What is needed:
In the records below, reproduce every line from the one containing "bar-70 bbox=[944, 447, 969, 452]" through the one containing "bar-90 bbox=[1190, 441, 1215, 452]", with both of those lines included.

Material for this task:

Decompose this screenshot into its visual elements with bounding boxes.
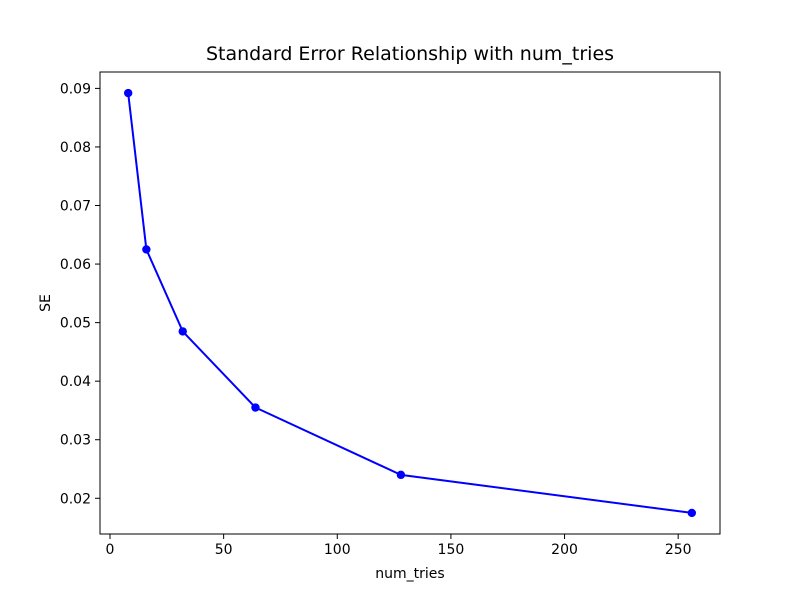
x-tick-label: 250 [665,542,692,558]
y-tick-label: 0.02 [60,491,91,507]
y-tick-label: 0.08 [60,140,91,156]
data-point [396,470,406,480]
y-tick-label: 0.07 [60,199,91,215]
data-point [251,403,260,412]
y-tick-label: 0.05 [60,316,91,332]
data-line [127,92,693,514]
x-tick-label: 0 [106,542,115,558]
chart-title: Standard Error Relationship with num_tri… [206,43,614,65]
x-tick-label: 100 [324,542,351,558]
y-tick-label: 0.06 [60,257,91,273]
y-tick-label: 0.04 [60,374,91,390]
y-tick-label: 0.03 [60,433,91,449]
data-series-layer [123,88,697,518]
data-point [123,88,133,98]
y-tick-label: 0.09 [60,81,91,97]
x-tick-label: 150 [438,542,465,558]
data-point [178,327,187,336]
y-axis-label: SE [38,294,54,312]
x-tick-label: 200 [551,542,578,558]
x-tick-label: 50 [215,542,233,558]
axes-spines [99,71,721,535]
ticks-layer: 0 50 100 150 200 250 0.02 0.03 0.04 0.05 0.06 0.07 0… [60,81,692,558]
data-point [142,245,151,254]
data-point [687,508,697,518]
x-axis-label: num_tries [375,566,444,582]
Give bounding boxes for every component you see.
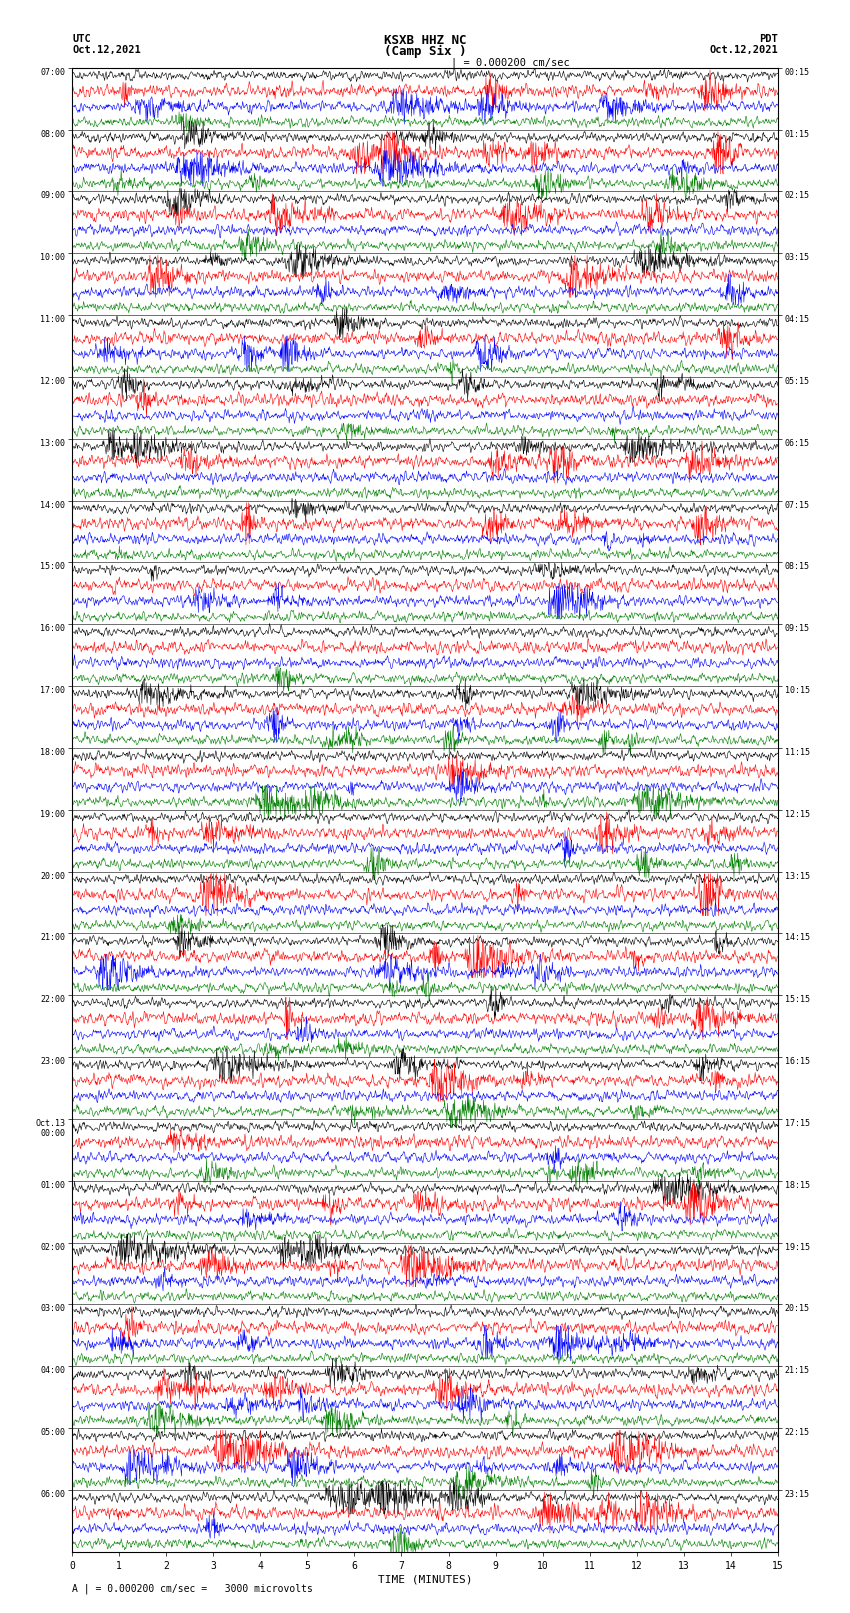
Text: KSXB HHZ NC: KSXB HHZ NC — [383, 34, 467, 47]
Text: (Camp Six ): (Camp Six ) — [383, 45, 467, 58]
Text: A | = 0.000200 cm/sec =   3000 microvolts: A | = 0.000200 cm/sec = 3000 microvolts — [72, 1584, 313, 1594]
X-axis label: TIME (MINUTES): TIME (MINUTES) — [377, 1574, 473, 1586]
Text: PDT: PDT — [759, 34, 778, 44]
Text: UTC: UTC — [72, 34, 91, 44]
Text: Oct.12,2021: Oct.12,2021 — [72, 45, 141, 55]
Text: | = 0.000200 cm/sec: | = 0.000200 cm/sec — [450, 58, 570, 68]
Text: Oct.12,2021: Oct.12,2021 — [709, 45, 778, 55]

...

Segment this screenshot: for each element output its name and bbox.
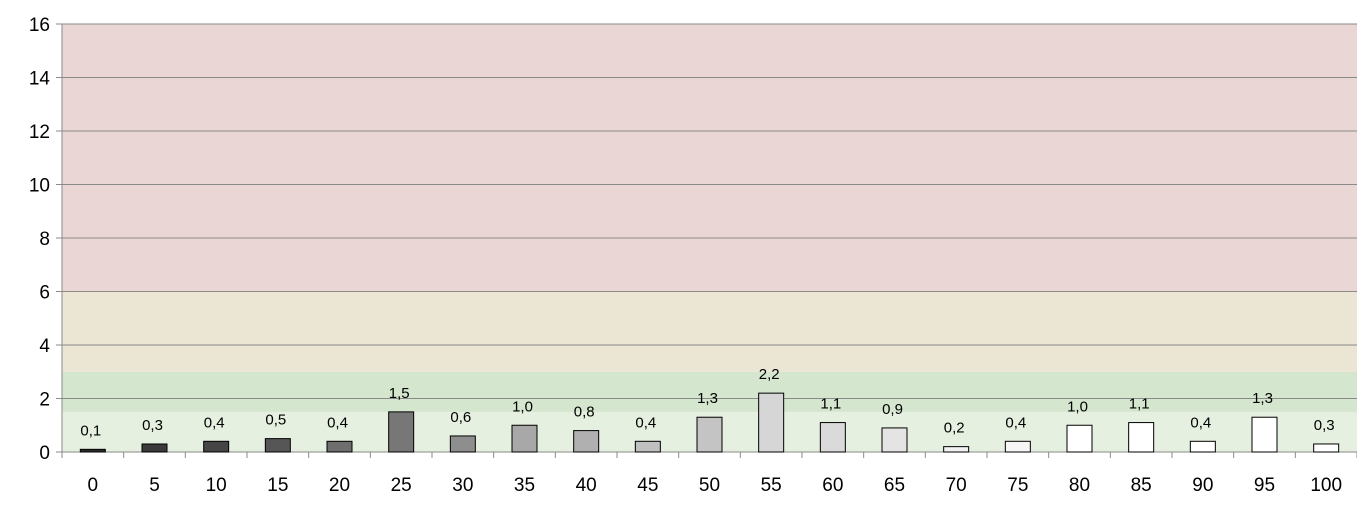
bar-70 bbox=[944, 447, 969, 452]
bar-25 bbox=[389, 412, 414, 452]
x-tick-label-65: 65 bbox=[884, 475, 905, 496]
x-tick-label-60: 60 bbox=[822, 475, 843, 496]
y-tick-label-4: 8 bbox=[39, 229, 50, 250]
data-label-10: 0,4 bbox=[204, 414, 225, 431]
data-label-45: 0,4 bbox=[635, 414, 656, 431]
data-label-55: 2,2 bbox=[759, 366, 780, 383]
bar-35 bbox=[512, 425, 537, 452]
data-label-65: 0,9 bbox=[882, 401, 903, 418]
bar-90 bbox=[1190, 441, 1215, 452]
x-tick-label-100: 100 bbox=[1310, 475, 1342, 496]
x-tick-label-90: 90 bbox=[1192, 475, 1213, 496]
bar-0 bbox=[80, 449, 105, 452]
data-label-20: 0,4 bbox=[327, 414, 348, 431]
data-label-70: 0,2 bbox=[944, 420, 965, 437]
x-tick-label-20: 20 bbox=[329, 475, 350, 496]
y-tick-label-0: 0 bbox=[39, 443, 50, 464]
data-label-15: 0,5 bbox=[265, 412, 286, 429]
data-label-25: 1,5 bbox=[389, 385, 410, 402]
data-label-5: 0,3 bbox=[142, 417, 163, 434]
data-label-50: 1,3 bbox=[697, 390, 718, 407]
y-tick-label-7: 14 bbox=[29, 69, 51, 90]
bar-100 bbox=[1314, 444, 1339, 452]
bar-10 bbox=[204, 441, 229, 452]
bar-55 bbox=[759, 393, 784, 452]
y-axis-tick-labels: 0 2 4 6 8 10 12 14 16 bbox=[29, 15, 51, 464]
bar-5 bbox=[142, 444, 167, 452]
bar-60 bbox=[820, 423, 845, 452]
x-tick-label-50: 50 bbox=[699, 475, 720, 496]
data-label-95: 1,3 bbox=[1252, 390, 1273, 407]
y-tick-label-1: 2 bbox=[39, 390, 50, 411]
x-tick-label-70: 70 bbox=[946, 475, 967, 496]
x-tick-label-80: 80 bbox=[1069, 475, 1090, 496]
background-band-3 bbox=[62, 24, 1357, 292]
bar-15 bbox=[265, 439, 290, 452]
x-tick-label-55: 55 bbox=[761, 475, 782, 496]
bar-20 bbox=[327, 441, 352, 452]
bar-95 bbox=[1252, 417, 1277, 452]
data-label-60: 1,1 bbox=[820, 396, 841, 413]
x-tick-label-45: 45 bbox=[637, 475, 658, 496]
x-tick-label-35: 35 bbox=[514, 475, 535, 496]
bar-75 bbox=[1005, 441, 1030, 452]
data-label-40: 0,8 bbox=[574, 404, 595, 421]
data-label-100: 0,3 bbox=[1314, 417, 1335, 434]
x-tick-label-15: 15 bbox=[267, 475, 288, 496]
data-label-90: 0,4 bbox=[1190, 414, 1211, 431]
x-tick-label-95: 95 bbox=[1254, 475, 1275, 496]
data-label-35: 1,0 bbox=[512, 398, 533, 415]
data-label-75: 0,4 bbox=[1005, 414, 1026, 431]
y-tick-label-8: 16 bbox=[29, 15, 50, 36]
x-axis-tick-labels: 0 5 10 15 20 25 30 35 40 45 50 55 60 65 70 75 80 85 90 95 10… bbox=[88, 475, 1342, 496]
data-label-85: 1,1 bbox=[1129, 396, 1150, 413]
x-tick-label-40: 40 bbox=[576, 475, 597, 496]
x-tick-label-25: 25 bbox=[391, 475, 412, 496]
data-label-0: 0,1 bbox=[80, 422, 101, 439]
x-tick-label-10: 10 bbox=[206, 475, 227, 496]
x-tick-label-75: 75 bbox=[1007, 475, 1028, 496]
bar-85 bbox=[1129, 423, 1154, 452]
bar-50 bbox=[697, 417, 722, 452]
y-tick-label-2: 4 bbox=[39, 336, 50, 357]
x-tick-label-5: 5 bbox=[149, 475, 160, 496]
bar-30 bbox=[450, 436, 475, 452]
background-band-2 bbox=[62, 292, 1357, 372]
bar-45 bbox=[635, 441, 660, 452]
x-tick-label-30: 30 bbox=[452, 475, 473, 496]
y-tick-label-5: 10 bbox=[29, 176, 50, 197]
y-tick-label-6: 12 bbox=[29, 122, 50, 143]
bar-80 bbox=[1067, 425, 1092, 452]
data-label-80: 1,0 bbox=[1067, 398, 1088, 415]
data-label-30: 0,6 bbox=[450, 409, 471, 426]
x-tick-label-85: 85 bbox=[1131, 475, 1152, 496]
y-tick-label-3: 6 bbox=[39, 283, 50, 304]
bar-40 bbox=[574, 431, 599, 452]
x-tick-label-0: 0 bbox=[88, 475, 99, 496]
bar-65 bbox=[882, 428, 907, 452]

Expected output:
bar-70 bbox=[944, 447, 969, 452]
bar-25 bbox=[389, 412, 414, 452]
x-tick-label-65: 65 bbox=[884, 475, 905, 496]
x-tick-label-60: 60 bbox=[822, 475, 843, 496]
y-tick-label-4: 8 bbox=[39, 229, 50, 250]
data-label-10: 0,4 bbox=[204, 414, 225, 431]
data-label-45: 0,4 bbox=[635, 414, 656, 431]
data-label-55: 2,2 bbox=[759, 366, 780, 383]
bar-35 bbox=[512, 425, 537, 452]
data-label-65: 0,9 bbox=[882, 401, 903, 418]
bar-90 bbox=[1190, 441, 1215, 452]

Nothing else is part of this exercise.